-- Record list start --

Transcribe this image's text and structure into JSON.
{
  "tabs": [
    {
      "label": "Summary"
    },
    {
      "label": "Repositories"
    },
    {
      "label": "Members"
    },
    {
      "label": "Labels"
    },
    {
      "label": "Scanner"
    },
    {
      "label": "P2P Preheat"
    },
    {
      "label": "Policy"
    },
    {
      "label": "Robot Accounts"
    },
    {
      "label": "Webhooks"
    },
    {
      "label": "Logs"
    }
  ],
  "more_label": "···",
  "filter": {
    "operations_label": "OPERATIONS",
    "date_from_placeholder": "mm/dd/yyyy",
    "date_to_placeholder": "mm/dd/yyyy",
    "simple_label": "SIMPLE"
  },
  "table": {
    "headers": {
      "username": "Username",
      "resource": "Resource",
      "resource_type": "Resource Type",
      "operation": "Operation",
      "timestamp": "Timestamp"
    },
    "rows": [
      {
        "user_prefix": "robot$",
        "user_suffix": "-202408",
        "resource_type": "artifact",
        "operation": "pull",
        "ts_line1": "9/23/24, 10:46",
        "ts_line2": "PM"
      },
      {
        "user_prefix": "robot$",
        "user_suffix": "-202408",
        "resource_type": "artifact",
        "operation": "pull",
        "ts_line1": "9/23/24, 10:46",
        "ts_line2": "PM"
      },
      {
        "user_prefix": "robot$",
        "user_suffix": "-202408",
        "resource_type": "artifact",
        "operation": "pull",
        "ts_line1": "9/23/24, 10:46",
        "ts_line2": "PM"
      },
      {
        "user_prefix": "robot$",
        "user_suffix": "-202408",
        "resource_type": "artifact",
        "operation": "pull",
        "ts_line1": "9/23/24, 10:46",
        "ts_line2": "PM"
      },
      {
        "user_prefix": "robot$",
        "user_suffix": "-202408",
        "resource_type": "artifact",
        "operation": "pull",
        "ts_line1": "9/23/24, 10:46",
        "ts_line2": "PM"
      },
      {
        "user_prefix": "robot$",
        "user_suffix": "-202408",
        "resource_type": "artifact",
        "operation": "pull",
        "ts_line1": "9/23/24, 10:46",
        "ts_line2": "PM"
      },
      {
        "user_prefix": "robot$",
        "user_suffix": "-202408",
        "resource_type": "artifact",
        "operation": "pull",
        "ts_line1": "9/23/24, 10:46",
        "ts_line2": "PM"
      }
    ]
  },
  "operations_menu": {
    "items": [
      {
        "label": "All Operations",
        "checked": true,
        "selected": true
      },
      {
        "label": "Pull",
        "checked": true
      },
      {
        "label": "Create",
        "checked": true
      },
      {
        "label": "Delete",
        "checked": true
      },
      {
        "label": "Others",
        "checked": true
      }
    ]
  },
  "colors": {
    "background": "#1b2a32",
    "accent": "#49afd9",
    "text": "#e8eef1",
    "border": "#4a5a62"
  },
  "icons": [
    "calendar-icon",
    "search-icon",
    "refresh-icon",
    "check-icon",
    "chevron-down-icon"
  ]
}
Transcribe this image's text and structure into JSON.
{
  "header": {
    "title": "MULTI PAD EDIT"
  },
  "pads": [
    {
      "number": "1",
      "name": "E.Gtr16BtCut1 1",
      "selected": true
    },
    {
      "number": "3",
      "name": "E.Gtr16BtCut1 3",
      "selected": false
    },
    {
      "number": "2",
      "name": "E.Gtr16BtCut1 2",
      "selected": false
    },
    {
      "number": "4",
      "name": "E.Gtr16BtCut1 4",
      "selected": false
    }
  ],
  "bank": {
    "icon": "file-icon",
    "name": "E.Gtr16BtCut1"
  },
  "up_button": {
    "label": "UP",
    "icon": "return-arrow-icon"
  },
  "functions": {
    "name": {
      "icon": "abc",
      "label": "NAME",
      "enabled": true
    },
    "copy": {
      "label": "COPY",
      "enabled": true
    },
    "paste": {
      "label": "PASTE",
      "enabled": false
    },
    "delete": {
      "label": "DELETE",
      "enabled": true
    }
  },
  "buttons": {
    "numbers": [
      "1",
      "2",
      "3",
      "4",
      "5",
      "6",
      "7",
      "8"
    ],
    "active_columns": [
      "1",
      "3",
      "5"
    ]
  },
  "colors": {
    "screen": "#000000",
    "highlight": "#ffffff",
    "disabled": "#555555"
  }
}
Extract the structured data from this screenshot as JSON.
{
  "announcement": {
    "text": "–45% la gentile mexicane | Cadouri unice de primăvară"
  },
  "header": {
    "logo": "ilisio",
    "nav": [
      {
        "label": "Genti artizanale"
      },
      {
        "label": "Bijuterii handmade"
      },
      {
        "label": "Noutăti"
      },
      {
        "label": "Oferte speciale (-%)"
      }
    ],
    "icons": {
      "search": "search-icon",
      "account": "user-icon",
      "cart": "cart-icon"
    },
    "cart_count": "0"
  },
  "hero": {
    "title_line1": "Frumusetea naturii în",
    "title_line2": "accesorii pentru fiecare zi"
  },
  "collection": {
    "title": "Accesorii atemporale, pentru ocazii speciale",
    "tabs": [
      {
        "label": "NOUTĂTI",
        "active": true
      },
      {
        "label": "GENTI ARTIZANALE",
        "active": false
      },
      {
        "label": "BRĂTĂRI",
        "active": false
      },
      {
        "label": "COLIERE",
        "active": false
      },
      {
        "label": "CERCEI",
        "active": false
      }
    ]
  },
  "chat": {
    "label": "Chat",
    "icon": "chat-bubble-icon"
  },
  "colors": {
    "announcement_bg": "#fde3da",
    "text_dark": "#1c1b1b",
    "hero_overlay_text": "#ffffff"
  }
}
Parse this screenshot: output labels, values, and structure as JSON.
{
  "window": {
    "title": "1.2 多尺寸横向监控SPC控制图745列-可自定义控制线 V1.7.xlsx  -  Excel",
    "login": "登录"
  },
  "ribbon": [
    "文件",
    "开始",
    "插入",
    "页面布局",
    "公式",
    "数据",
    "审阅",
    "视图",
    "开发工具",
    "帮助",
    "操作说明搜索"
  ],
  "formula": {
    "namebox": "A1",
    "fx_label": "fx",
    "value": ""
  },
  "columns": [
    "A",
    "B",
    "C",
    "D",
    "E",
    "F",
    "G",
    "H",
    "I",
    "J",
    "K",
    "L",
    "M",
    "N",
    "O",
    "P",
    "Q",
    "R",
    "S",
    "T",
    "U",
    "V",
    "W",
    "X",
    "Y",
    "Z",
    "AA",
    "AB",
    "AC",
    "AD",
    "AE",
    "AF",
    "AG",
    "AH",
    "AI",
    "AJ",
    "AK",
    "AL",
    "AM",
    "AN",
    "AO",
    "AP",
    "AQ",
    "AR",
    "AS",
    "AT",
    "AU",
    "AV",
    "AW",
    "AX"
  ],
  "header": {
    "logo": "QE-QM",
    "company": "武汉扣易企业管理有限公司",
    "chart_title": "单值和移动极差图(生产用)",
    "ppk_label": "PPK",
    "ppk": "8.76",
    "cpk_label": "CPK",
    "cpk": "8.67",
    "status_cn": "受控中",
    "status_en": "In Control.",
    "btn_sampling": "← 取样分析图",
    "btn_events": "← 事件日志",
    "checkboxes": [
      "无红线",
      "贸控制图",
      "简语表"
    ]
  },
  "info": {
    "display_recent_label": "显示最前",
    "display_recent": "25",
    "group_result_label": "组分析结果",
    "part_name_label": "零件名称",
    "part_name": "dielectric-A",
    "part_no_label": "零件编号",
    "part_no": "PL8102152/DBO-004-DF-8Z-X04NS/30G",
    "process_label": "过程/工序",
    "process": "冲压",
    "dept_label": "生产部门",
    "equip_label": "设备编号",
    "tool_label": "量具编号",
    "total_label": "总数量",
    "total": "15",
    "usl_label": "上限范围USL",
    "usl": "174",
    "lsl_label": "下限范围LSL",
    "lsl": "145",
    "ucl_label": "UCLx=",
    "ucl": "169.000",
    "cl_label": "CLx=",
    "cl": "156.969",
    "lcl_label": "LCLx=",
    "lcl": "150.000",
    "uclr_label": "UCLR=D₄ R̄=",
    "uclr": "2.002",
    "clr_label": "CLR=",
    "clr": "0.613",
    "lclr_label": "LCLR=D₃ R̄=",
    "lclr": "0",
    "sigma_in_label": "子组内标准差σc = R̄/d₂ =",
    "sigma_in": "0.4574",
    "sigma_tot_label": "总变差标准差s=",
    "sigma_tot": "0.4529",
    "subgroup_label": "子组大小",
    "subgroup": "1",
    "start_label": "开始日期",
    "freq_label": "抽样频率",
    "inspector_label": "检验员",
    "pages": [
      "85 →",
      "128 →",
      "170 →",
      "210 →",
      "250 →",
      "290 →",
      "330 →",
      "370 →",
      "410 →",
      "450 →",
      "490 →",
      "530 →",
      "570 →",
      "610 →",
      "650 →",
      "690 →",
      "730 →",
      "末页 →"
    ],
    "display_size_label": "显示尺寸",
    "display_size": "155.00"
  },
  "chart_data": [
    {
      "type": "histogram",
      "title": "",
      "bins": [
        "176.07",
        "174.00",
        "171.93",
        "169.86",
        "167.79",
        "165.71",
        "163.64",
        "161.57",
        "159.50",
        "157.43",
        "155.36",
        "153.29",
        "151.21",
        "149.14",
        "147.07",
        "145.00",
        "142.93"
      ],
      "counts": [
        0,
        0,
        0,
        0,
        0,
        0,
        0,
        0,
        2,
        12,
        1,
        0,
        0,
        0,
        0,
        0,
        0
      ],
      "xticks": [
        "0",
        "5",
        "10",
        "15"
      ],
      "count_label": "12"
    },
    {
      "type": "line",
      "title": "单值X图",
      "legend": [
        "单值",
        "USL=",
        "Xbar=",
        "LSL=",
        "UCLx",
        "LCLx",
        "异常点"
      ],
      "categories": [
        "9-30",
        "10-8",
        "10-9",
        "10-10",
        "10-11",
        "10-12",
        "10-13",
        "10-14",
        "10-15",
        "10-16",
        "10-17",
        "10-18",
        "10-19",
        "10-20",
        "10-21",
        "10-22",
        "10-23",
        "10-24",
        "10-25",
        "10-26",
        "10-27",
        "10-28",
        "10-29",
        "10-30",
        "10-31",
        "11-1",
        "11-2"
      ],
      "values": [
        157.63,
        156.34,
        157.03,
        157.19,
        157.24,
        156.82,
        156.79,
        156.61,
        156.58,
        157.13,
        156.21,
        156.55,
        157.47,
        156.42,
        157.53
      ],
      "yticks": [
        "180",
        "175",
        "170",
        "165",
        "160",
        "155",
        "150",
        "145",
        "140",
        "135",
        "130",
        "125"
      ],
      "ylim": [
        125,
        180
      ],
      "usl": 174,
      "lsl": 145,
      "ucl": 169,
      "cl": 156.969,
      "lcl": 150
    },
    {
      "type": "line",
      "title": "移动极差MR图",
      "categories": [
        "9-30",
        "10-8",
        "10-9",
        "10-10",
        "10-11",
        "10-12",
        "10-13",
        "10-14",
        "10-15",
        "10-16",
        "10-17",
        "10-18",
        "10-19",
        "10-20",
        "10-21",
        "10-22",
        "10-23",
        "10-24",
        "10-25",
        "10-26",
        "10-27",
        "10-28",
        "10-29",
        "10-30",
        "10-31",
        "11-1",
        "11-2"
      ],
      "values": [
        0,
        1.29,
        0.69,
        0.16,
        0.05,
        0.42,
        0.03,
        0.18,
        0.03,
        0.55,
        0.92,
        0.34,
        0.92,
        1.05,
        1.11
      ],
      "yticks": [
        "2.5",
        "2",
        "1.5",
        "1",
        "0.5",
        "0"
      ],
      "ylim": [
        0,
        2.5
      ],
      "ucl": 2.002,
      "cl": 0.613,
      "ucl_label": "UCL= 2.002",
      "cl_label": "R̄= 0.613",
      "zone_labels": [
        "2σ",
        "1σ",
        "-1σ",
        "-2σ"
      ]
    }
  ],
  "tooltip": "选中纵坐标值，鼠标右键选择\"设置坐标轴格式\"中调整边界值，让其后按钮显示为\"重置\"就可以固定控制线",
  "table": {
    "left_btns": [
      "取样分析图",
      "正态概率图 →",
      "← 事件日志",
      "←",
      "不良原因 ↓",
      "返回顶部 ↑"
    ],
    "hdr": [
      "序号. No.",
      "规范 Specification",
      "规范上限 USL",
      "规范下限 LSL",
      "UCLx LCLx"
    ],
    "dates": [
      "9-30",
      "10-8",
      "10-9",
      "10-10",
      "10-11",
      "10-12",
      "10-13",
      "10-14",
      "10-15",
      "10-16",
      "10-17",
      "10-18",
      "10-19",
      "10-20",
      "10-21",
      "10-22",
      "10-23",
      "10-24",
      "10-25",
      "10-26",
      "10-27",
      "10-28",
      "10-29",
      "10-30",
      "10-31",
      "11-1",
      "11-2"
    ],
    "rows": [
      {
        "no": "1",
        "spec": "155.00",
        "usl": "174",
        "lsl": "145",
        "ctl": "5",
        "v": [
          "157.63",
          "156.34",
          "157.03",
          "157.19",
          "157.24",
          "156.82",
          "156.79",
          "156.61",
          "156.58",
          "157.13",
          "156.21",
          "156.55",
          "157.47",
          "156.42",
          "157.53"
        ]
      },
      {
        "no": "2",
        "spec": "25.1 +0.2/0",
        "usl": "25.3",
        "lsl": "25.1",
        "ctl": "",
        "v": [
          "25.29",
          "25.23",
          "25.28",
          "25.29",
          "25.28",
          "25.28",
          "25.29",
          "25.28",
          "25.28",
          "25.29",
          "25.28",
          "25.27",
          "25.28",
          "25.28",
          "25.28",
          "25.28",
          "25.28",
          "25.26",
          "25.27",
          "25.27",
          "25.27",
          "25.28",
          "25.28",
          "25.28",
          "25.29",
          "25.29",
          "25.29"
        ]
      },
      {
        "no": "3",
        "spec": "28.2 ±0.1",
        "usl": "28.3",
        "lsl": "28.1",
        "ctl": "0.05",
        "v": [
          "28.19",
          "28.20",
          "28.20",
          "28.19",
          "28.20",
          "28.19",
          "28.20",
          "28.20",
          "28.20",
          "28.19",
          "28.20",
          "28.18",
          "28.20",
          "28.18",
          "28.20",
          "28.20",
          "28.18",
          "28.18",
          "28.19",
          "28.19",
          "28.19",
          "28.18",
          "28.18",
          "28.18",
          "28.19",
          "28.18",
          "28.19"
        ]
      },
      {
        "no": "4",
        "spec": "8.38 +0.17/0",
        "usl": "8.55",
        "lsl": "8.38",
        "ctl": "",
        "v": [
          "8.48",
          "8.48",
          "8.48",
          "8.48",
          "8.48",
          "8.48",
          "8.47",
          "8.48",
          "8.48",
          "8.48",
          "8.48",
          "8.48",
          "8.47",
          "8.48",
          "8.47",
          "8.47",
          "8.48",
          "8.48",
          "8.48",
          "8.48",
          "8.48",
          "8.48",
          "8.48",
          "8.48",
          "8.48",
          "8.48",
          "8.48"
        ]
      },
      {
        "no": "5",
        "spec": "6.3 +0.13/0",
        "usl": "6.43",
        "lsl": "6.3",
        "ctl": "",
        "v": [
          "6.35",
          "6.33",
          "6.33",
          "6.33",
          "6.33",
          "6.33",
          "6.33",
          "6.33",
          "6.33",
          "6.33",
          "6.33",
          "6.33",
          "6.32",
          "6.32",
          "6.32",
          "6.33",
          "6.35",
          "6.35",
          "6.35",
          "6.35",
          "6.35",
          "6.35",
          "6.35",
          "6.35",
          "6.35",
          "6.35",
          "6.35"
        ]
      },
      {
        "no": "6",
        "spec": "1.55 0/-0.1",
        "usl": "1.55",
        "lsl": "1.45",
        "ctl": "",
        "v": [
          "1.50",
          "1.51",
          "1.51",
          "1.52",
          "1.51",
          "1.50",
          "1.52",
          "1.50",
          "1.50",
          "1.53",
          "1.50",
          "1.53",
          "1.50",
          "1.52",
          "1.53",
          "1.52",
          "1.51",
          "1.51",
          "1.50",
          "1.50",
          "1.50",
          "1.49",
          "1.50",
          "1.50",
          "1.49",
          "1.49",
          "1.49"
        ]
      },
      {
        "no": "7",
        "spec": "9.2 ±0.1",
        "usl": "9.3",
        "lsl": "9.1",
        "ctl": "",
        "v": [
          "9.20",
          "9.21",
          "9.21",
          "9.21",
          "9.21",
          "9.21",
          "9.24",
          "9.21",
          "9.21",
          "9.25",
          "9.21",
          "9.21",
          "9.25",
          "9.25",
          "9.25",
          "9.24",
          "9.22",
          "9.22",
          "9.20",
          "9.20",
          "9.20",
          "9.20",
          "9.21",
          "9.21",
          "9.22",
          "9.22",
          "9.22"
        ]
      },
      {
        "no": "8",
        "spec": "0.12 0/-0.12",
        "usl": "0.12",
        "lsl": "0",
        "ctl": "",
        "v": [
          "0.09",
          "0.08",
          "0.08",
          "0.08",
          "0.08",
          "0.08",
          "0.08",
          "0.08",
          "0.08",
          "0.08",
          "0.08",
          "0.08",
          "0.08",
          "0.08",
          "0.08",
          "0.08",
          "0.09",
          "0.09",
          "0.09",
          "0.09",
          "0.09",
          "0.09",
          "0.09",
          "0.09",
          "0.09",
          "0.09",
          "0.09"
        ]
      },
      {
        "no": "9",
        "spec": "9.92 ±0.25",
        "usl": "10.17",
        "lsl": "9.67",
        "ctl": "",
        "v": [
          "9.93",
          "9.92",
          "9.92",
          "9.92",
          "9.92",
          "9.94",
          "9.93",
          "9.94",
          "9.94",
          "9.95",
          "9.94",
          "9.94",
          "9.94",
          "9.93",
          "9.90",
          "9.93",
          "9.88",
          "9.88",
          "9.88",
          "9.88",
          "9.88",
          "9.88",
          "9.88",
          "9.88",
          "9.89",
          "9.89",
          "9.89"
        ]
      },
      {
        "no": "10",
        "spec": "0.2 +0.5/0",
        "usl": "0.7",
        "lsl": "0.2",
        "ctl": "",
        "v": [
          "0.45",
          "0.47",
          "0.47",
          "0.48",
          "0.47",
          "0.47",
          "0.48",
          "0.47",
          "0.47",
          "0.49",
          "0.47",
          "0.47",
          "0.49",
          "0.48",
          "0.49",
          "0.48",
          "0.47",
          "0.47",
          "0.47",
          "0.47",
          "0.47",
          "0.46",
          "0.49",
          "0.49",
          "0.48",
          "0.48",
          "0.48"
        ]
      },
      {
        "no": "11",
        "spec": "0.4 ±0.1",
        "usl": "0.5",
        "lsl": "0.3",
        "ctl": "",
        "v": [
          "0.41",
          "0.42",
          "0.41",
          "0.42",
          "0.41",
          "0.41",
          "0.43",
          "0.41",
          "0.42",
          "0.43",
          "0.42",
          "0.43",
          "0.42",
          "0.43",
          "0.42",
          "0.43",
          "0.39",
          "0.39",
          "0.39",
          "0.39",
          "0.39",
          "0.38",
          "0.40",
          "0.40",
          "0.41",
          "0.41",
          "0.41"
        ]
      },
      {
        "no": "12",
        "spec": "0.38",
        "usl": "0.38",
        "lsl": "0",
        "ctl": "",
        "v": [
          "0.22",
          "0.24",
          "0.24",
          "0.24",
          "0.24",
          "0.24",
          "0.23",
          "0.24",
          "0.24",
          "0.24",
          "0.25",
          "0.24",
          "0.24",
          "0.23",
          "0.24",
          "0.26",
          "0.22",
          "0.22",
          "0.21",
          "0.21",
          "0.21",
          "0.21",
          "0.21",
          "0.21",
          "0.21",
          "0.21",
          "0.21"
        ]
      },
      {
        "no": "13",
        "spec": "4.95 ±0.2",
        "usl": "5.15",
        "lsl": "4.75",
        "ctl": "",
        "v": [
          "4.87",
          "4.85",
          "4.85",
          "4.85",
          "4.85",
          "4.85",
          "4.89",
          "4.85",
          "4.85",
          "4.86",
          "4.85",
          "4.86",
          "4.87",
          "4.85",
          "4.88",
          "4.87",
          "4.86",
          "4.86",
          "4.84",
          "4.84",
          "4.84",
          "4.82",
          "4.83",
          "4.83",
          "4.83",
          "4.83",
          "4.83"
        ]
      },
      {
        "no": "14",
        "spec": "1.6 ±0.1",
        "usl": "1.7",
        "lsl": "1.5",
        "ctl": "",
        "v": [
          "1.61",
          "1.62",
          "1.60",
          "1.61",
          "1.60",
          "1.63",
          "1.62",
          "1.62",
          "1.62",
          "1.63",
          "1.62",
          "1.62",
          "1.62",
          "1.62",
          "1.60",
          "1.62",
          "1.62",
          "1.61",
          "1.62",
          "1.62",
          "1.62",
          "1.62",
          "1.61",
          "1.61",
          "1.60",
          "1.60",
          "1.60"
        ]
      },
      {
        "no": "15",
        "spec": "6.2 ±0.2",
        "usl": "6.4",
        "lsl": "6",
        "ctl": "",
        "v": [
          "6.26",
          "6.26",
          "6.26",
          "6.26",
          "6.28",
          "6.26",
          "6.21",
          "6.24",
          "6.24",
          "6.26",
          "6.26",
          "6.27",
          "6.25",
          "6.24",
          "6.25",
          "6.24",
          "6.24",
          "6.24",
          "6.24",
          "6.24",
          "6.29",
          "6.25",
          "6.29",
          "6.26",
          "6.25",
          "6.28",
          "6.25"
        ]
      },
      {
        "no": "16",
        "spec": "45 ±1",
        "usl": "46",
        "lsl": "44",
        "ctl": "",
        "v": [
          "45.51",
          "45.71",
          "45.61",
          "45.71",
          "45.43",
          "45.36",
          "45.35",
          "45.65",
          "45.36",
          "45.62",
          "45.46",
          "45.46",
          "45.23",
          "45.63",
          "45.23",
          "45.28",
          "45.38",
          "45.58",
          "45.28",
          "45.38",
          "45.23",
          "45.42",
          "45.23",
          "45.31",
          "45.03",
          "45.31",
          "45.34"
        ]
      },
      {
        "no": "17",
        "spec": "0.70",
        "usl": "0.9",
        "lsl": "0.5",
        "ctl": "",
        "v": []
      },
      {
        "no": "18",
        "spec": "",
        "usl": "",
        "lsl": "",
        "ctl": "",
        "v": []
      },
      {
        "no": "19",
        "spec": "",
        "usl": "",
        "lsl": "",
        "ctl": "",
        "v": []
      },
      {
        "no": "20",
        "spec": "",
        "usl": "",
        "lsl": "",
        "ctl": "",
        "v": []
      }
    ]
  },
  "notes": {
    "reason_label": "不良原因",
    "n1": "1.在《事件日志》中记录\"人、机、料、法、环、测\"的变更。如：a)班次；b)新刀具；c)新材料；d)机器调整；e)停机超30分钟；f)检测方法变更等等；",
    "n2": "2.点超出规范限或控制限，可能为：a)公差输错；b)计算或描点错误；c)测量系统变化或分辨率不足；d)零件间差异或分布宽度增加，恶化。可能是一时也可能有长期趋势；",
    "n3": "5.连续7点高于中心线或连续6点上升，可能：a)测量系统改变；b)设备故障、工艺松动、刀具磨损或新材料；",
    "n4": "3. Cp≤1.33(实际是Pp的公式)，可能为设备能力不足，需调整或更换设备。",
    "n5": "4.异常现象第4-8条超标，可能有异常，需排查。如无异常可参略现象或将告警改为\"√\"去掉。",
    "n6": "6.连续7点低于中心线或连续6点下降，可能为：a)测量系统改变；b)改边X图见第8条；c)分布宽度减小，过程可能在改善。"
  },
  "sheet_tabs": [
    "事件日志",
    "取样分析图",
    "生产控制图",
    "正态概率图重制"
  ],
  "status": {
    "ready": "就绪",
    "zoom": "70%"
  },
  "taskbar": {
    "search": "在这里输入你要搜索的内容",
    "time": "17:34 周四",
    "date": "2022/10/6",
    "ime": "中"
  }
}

-- Record list end --

Give only the number of lines in the entries above that hold the string "speciale".

**Written solution**. 2